§ **DO THIS**
Every entry must be repeated exactly. Exclude all pictures.
[Begin]
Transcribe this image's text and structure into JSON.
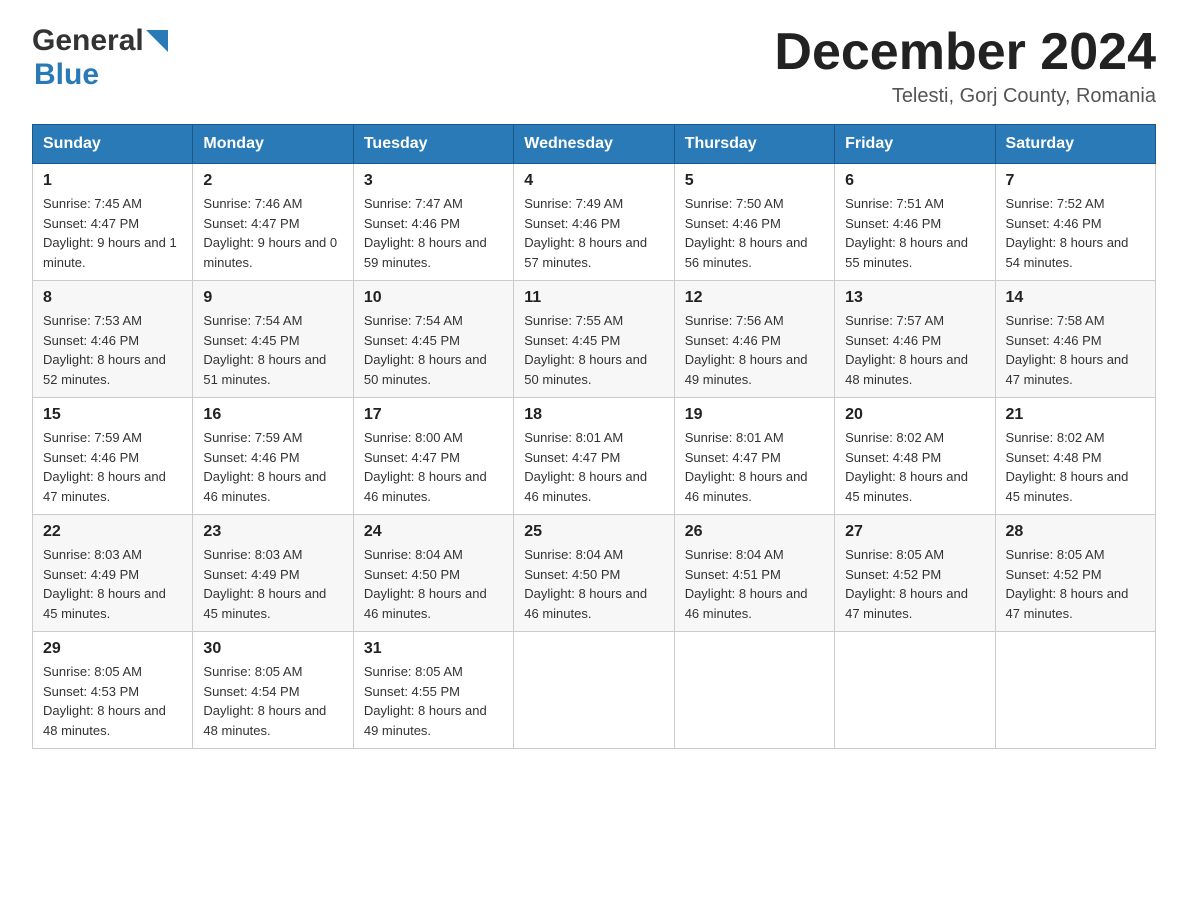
{
  "logo": {
    "general": "General",
    "blue": "Blue"
  },
  "title": {
    "month_year": "December 2024",
    "location": "Telesti, Gorj County, Romania"
  },
  "headers": [
    "Sunday",
    "Monday",
    "Tuesday",
    "Wednesday",
    "Thursday",
    "Friday",
    "Saturday"
  ],
  "weeks": [
    [
      {
        "day": "1",
        "sunrise": "7:45 AM",
        "sunset": "4:47 PM",
        "daylight": "9 hours and 1 minute."
      },
      {
        "day": "2",
        "sunrise": "7:46 AM",
        "sunset": "4:47 PM",
        "daylight": "9 hours and 0 minutes."
      },
      {
        "day": "3",
        "sunrise": "7:47 AM",
        "sunset": "4:46 PM",
        "daylight": "8 hours and 59 minutes."
      },
      {
        "day": "4",
        "sunrise": "7:49 AM",
        "sunset": "4:46 PM",
        "daylight": "8 hours and 57 minutes."
      },
      {
        "day": "5",
        "sunrise": "7:50 AM",
        "sunset": "4:46 PM",
        "daylight": "8 hours and 56 minutes."
      },
      {
        "day": "6",
        "sunrise": "7:51 AM",
        "sunset": "4:46 PM",
        "daylight": "8 hours and 55 minutes."
      },
      {
        "day": "7",
        "sunrise": "7:52 AM",
        "sunset": "4:46 PM",
        "daylight": "8 hours and 54 minutes."
      }
    ],
    [
      {
        "day": "8",
        "sunrise": "7:53 AM",
        "sunset": "4:46 PM",
        "daylight": "8 hours and 52 minutes."
      },
      {
        "day": "9",
        "sunrise": "7:54 AM",
        "sunset": "4:45 PM",
        "daylight": "8 hours and 51 minutes."
      },
      {
        "day": "10",
        "sunrise": "7:54 AM",
        "sunset": "4:45 PM",
        "daylight": "8 hours and 50 minutes."
      },
      {
        "day": "11",
        "sunrise": "7:55 AM",
        "sunset": "4:45 PM",
        "daylight": "8 hours and 50 minutes."
      },
      {
        "day": "12",
        "sunrise": "7:56 AM",
        "sunset": "4:46 PM",
        "daylight": "8 hours and 49 minutes."
      },
      {
        "day": "13",
        "sunrise": "7:57 AM",
        "sunset": "4:46 PM",
        "daylight": "8 hours and 48 minutes."
      },
      {
        "day": "14",
        "sunrise": "7:58 AM",
        "sunset": "4:46 PM",
        "daylight": "8 hours and 47 minutes."
      }
    ],
    [
      {
        "day": "15",
        "sunrise": "7:59 AM",
        "sunset": "4:46 PM",
        "daylight": "8 hours and 47 minutes."
      },
      {
        "day": "16",
        "sunrise": "7:59 AM",
        "sunset": "4:46 PM",
        "daylight": "8 hours and 46 minutes."
      },
      {
        "day": "17",
        "sunrise": "8:00 AM",
        "sunset": "4:47 PM",
        "daylight": "8 hours and 46 minutes."
      },
      {
        "day": "18",
        "sunrise": "8:01 AM",
        "sunset": "4:47 PM",
        "daylight": "8 hours and 46 minutes."
      },
      {
        "day": "19",
        "sunrise": "8:01 AM",
        "sunset": "4:47 PM",
        "daylight": "8 hours and 46 minutes."
      },
      {
        "day": "20",
        "sunrise": "8:02 AM",
        "sunset": "4:48 PM",
        "daylight": "8 hours and 45 minutes."
      },
      {
        "day": "21",
        "sunrise": "8:02 AM",
        "sunset": "4:48 PM",
        "daylight": "8 hours and 45 minutes."
      }
    ],
    [
      {
        "day": "22",
        "sunrise": "8:03 AM",
        "sunset": "4:49 PM",
        "daylight": "8 hours and 45 minutes."
      },
      {
        "day": "23",
        "sunrise": "8:03 AM",
        "sunset": "4:49 PM",
        "daylight": "8 hours and 45 minutes."
      },
      {
        "day": "24",
        "sunrise": "8:04 AM",
        "sunset": "4:50 PM",
        "daylight": "8 hours and 46 minutes."
      },
      {
        "day": "25",
        "sunrise": "8:04 AM",
        "sunset": "4:50 PM",
        "daylight": "8 hours and 46 minutes."
      },
      {
        "day": "26",
        "sunrise": "8:04 AM",
        "sunset": "4:51 PM",
        "daylight": "8 hours and 46 minutes."
      },
      {
        "day": "27",
        "sunrise": "8:05 AM",
        "sunset": "4:52 PM",
        "daylight": "8 hours and 47 minutes."
      },
      {
        "day": "28",
        "sunrise": "8:05 AM",
        "sunset": "4:52 PM",
        "daylight": "8 hours and 47 minutes."
      }
    ],
    [
      {
        "day": "29",
        "sunrise": "8:05 AM",
        "sunset": "4:53 PM",
        "daylight": "8 hours and 48 minutes."
      },
      {
        "day": "30",
        "sunrise": "8:05 AM",
        "sunset": "4:54 PM",
        "daylight": "8 hours and 48 minutes."
      },
      {
        "day": "31",
        "sunrise": "8:05 AM",
        "sunset": "4:55 PM",
        "daylight": "8 hours and 49 minutes."
      },
      null,
      null,
      null,
      null
    ]
  ]
}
[End]
§ **SOLUTION BELOW**
Transcribe this image's text and structure into JSON.
{
  "logo": {
    "general": "General",
    "blue": "Blue"
  },
  "title": {
    "month_year": "December 2024",
    "location": "Telesti, Gorj County, Romania"
  },
  "headers": [
    "Sunday",
    "Monday",
    "Tuesday",
    "Wednesday",
    "Thursday",
    "Friday",
    "Saturday"
  ],
  "weeks": [
    [
      {
        "day": "1",
        "sunrise": "7:45 AM",
        "sunset": "4:47 PM",
        "daylight": "9 hours and 1 minute."
      },
      {
        "day": "2",
        "sunrise": "7:46 AM",
        "sunset": "4:47 PM",
        "daylight": "9 hours and 0 minutes."
      },
      {
        "day": "3",
        "sunrise": "7:47 AM",
        "sunset": "4:46 PM",
        "daylight": "8 hours and 59 minutes."
      },
      {
        "day": "4",
        "sunrise": "7:49 AM",
        "sunset": "4:46 PM",
        "daylight": "8 hours and 57 minutes."
      },
      {
        "day": "5",
        "sunrise": "7:50 AM",
        "sunset": "4:46 PM",
        "daylight": "8 hours and 56 minutes."
      },
      {
        "day": "6",
        "sunrise": "7:51 AM",
        "sunset": "4:46 PM",
        "daylight": "8 hours and 55 minutes."
      },
      {
        "day": "7",
        "sunrise": "7:52 AM",
        "sunset": "4:46 PM",
        "daylight": "8 hours and 54 minutes."
      }
    ],
    [
      {
        "day": "8",
        "sunrise": "7:53 AM",
        "sunset": "4:46 PM",
        "daylight": "8 hours and 52 minutes."
      },
      {
        "day": "9",
        "sunrise": "7:54 AM",
        "sunset": "4:45 PM",
        "daylight": "8 hours and 51 minutes."
      },
      {
        "day": "10",
        "sunrise": "7:54 AM",
        "sunset": "4:45 PM",
        "daylight": "8 hours and 50 minutes."
      },
      {
        "day": "11",
        "sunrise": "7:55 AM",
        "sunset": "4:45 PM",
        "daylight": "8 hours and 50 minutes."
      },
      {
        "day": "12",
        "sunrise": "7:56 AM",
        "sunset": "4:46 PM",
        "daylight": "8 hours and 49 minutes."
      },
      {
        "day": "13",
        "sunrise": "7:57 AM",
        "sunset": "4:46 PM",
        "daylight": "8 hours and 48 minutes."
      },
      {
        "day": "14",
        "sunrise": "7:58 AM",
        "sunset": "4:46 PM",
        "daylight": "8 hours and 47 minutes."
      }
    ],
    [
      {
        "day": "15",
        "sunrise": "7:59 AM",
        "sunset": "4:46 PM",
        "daylight": "8 hours and 47 minutes."
      },
      {
        "day": "16",
        "sunrise": "7:59 AM",
        "sunset": "4:46 PM",
        "daylight": "8 hours and 46 minutes."
      },
      {
        "day": "17",
        "sunrise": "8:00 AM",
        "sunset": "4:47 PM",
        "daylight": "8 hours and 46 minutes."
      },
      {
        "day": "18",
        "sunrise": "8:01 AM",
        "sunset": "4:47 PM",
        "daylight": "8 hours and 46 minutes."
      },
      {
        "day": "19",
        "sunrise": "8:01 AM",
        "sunset": "4:47 PM",
        "daylight": "8 hours and 46 minutes."
      },
      {
        "day": "20",
        "sunrise": "8:02 AM",
        "sunset": "4:48 PM",
        "daylight": "8 hours and 45 minutes."
      },
      {
        "day": "21",
        "sunrise": "8:02 AM",
        "sunset": "4:48 PM",
        "daylight": "8 hours and 45 minutes."
      }
    ],
    [
      {
        "day": "22",
        "sunrise": "8:03 AM",
        "sunset": "4:49 PM",
        "daylight": "8 hours and 45 minutes."
      },
      {
        "day": "23",
        "sunrise": "8:03 AM",
        "sunset": "4:49 PM",
        "daylight": "8 hours and 45 minutes."
      },
      {
        "day": "24",
        "sunrise": "8:04 AM",
        "sunset": "4:50 PM",
        "daylight": "8 hours and 46 minutes."
      },
      {
        "day": "25",
        "sunrise": "8:04 AM",
        "sunset": "4:50 PM",
        "daylight": "8 hours and 46 minutes."
      },
      {
        "day": "26",
        "sunrise": "8:04 AM",
        "sunset": "4:51 PM",
        "daylight": "8 hours and 46 minutes."
      },
      {
        "day": "27",
        "sunrise": "8:05 AM",
        "sunset": "4:52 PM",
        "daylight": "8 hours and 47 minutes."
      },
      {
        "day": "28",
        "sunrise": "8:05 AM",
        "sunset": "4:52 PM",
        "daylight": "8 hours and 47 minutes."
      }
    ],
    [
      {
        "day": "29",
        "sunrise": "8:05 AM",
        "sunset": "4:53 PM",
        "daylight": "8 hours and 48 minutes."
      },
      {
        "day": "30",
        "sunrise": "8:05 AM",
        "sunset": "4:54 PM",
        "daylight": "8 hours and 48 minutes."
      },
      {
        "day": "31",
        "sunrise": "8:05 AM",
        "sunset": "4:55 PM",
        "daylight": "8 hours and 49 minutes."
      },
      null,
      null,
      null,
      null
    ]
  ]
}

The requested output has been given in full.